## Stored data
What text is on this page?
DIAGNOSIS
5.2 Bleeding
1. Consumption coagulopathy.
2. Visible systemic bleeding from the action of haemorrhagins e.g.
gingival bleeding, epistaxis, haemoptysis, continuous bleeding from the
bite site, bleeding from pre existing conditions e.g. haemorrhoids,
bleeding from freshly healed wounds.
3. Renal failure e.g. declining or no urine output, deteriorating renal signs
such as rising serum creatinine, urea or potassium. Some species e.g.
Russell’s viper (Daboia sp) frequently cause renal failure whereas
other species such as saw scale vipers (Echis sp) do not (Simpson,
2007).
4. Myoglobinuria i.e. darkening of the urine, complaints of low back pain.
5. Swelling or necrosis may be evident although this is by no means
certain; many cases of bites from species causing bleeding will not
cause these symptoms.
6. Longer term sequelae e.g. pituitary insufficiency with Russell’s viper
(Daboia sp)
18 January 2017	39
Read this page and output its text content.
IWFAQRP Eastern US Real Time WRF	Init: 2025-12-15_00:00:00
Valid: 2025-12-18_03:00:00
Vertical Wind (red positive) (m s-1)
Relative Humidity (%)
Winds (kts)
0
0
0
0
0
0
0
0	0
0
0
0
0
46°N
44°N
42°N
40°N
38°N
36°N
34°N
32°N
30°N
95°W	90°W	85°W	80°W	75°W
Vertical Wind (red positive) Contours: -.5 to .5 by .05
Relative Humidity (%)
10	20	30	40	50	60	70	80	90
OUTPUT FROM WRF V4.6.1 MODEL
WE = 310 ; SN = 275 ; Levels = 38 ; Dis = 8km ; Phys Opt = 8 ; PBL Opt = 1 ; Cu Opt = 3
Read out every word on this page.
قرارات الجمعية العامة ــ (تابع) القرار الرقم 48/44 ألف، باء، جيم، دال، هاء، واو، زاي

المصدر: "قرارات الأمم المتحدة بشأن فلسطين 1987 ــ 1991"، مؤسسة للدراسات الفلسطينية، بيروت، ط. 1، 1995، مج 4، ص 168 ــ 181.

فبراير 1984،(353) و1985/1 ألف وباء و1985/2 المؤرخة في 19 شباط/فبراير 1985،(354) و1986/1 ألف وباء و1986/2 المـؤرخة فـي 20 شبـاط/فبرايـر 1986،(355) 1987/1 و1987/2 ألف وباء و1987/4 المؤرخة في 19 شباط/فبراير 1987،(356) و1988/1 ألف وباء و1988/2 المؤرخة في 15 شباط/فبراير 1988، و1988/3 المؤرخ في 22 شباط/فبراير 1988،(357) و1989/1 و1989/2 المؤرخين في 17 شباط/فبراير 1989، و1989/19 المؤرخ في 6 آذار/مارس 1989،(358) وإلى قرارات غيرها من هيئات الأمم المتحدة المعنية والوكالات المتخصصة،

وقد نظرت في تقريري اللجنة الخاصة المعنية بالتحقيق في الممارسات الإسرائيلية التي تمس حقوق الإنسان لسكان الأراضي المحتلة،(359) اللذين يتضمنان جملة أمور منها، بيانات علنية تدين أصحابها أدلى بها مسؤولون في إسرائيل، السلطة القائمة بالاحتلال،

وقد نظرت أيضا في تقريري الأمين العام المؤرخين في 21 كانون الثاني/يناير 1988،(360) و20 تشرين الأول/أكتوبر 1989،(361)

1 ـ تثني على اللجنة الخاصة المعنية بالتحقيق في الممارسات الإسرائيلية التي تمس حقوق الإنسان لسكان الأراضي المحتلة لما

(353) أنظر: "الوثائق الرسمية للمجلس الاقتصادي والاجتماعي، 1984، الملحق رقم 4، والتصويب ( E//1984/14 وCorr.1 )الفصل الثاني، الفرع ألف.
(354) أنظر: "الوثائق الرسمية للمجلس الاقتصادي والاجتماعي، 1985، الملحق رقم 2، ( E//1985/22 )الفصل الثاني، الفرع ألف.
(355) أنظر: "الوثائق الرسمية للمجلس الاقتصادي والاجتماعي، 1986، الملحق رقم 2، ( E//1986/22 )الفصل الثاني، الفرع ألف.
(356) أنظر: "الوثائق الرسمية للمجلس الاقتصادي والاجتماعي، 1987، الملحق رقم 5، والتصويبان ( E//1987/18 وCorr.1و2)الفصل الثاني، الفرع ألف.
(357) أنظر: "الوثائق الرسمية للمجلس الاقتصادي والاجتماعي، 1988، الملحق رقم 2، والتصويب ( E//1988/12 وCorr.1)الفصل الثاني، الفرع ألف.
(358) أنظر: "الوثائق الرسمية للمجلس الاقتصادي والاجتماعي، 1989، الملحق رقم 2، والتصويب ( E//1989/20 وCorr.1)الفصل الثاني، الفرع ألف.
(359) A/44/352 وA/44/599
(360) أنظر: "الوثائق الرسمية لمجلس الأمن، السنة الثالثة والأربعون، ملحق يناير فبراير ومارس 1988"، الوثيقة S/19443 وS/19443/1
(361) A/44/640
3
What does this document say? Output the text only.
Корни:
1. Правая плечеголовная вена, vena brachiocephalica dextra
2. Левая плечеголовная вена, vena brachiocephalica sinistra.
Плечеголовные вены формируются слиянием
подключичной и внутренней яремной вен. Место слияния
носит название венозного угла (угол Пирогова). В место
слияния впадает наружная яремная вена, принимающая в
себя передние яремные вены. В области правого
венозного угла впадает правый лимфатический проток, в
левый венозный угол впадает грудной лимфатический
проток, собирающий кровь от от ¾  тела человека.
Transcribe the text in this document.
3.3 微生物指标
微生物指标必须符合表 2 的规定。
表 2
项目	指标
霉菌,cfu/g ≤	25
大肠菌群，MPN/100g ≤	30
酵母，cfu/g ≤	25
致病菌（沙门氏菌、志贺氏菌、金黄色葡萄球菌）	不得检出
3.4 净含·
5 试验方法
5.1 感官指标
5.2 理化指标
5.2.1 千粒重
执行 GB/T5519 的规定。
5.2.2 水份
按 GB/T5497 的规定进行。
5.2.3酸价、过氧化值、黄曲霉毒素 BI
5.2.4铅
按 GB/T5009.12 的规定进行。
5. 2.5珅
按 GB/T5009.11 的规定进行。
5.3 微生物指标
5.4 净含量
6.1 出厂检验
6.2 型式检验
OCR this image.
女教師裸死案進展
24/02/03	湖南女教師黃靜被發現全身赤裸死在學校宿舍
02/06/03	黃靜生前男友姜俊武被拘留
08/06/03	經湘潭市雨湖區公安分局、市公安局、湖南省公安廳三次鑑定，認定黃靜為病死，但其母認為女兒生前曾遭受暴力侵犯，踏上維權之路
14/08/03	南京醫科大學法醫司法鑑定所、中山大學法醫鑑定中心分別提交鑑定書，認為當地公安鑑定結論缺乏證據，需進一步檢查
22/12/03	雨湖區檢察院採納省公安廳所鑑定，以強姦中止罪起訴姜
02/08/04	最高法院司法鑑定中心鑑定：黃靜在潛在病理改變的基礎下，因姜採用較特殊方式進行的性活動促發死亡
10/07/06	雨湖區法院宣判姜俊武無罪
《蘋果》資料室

## Written task
Print back all the lines verbatim.

## Problem solution
What text is on this page?
DIAGNOSIS
5.2 Bleeding
1. Consumption coagulopathy.
2. Visible systemic bleeding from the action of haemorrhagins e.g.
gingival bleeding, epistaxis, haemoptysis, continuous bleeding from the
bite site, bleeding from pre existing conditions e.g. haemorrhoids,
bleeding from freshly healed wounds.
3. Renal failure e.g. declining or no urine output, deteriorating renal signs
such as rising serum creatinine, urea or potassium. Some species e.g.
Russell’s viper (Daboia sp) frequently cause renal failure whereas
other species such as saw scale vipers (Echis sp) do not (Simpson,
2007).
4. Myoglobinuria i.e. darkening of the urine, complaints of low back pain.
5. Swelling or necrosis may be evident although this is by no means
certain; many cases of bites from species causing bleeding will not
cause these symptoms.
6. Longer term sequelae e.g. pituitary insufficiency with Russell’s viper
(Daboia sp)
18 January 2017	39
Read this page and output its text content.
IWFAQRP Eastern US Real Time WRF	Init: 2025-12-15_00:00:00
Valid: 2025-12-18_03:00:00
Vertical Wind (red positive) (m s-1)
Relative Humidity (%)
Winds (kts)
0
0
0
0
0
0
0
0	0
0
0
0
0
46°N
44°N
42°N
40°N
38°N
36°N
34°N
32°N
30°N
95°W	90°W	85°W	80°W	75°W
Vertical Wind (red positive) Contours: -.5 to .5 by .05
Relative Humidity (%)
10	20	30	40	50	60	70	80	90
OUTPUT FROM WRF V4.6.1 MODEL
WE = 310 ; SN = 275 ; Levels = 38 ; Dis = 8km ; Phys Opt = 8 ; PBL Opt = 1 ; Cu Opt = 3
Read out every word on this page.
قرارات الجمعية العامة ــ (تابع) القرار الرقم 48/44 ألف، باء، جيم، دال، هاء، واو، زاي

المصدر: "قرارات الأمم المتحدة بشأن فلسطين 1987 ــ 1991"، مؤسسة للدراسات الفلسطينية، بيروت، ط. 1، 1995، مج 4، ص 168 ــ 181.

فبراير 1984،(353) و1985/1 ألف وباء و1985/2 المؤرخة في 19 شباط/فبراير 1985،(354) و1986/1 ألف وباء و1986/2 المـؤرخة فـي 20 شبـاط/فبرايـر 1986،(355) 1987/1 و1987/2 ألف وباء و1987/4 المؤرخة في 19 شباط/فبراير 1987،(356) و1988/1 ألف وباء و1988/2 المؤرخة في 15 شباط/فبراير 1988، و1988/3 المؤرخ في 22 شباط/فبراير 1988،(357) و1989/1 و1989/2 المؤرخين في 17 شباط/فبراير 1989، و1989/19 المؤرخ في 6 آذار/مارس 1989،(358) وإلى قرارات غيرها من هيئات الأمم المتحدة المعنية والوكالات المتخصصة،

وقد نظرت في تقريري اللجنة الخاصة المعنية بالتحقيق في الممارسات الإسرائيلية التي تمس حقوق الإنسان لسكان الأراضي المحتلة،(359) اللذين يتضمنان جملة أمور منها، بيانات علنية تدين أصحابها أدلى بها مسؤولون في إسرائيل، السلطة القائمة بالاحتلال،

وقد نظرت أيضا في تقريري الأمين العام المؤرخين في 21 كانون الثاني/يناير 1988،(360) و20 تشرين الأول/أكتوبر 1989،(361)

1 ـ تثني على اللجنة الخاصة المعنية بالتحقيق في الممارسات الإسرائيلية التي تمس حقوق الإنسان لسكان الأراضي المحتلة لما

(353) أنظر: "الوثائق الرسمية للمجلس الاقتصادي والاجتماعي، 1984، الملحق رقم 4، والتصويب ( E//1984/14 وCorr.1 )الفصل الثاني، الفرع ألف.
(354) أنظر: "الوثائق الرسمية للمجلس الاقتصادي والاجتماعي، 1985، الملحق رقم 2، ( E//1985/22 )الفصل الثاني، الفرع ألف.
(355) أنظر: "الوثائق الرسمية للمجلس الاقتصادي والاجتماعي، 1986، الملحق رقم 2، ( E//1986/22 )الفصل الثاني، الفرع ألف.
(356) أنظر: "الوثائق الرسمية للمجلس الاقتصادي والاجتماعي، 1987، الملحق رقم 5، والتصويبان ( E//1987/18 وCorr.1و2)الفصل الثاني، الفرع ألف.
(357) أنظر: "الوثائق الرسمية للمجلس الاقتصادي والاجتماعي، 1988، الملحق رقم 2، والتصويب ( E//1988/12 وCorr.1)الفصل الثاني، الفرع ألف.
(358) أنظر: "الوثائق الرسمية للمجلس الاقتصادي والاجتماعي، 1989، الملحق رقم 2، والتصويب ( E//1989/20 وCorr.1)الفصل الثاني، الفرع ألف.
(359) A/44/352 وA/44/599
(360) أنظر: "الوثائق الرسمية لمجلس الأمن، السنة الثالثة والأربعون، ملحق يناير فبراير ومارس 1988"، الوثيقة S/19443 وS/19443/1
(361) A/44/640
3
What does this document say? Output the text only.
Корни:
1. Правая плечеголовная вена, vena brachiocephalica dextra
2. Левая плечеголовная вена, vena brachiocephalica sinistra.
Плечеголовные вены формируются слиянием
подключичной и внутренней яремной вен. Место слияния
носит название венозного угла (угол Пирогова). В место
слияния впадает наружная яремная вена, принимающая в
себя передние яремные вены. В области правого
венозного угла впадает правый лимфатический проток, в
левый венозный угол впадает грудной лимфатический
проток, собирающий кровь от от ¾  тела человека.
Transcribe the text in this document.
3.3 微生物指标
微生物指标必须符合表 2 的规定。
表 2
项目	指标
霉菌,cfu/g ≤	25
大肠菌群，MPN/100g ≤	30
酵母，cfu/g ≤	25
致病菌（沙门氏菌、志贺氏菌、金黄色葡萄球菌）	不得检出
3.4 净含·
5 试验方法
5.1 感官指标
5.2 理化指标
5.2.1 千粒重
执行 GB/T5519 的规定。
5.2.2 水份
按 GB/T5497 的规定进行。
5.2.3酸价、过氧化值、黄曲霉毒素 BI
5.2.4铅
按 GB/T5009.12 的规定进行。
5. 2.5珅
按 GB/T5009.11 的规定进行。
5.3 微生物指标
5.4 净含量
6.1 出厂检验
6.2 型式检验
OCR this image.
女教師裸死案進展
24/02/03	湖南女教師黃靜被發現全身赤裸死在學校宿舍
02/06/03	黃靜生前男友姜俊武被拘留
08/06/03	經湘潭市雨湖區公安分局、市公安局、湖南省公安廳三次鑑定，認定黃靜為病死，但其母認為女兒生前曾遭受暴力侵犯，踏上維權之路
14/08/03	南京醫科大學法醫司法鑑定所、中山大學法醫鑑定中心分別提交鑑定書，認為當地公安鑑定結論缺乏證據，需進一步檢查
22/12/03	雨湖區檢察院採納省公安廳所鑑定，以強姦中止罪起訴姜
02/08/04	最高法院司法鑑定中心鑑定：黃靜在潛在病理改變的基礎下，因姜採用較特殊方式進行的性活動促發死亡
10/07/06	雨湖區法院宣判姜俊武無罪
《蘋果》資料室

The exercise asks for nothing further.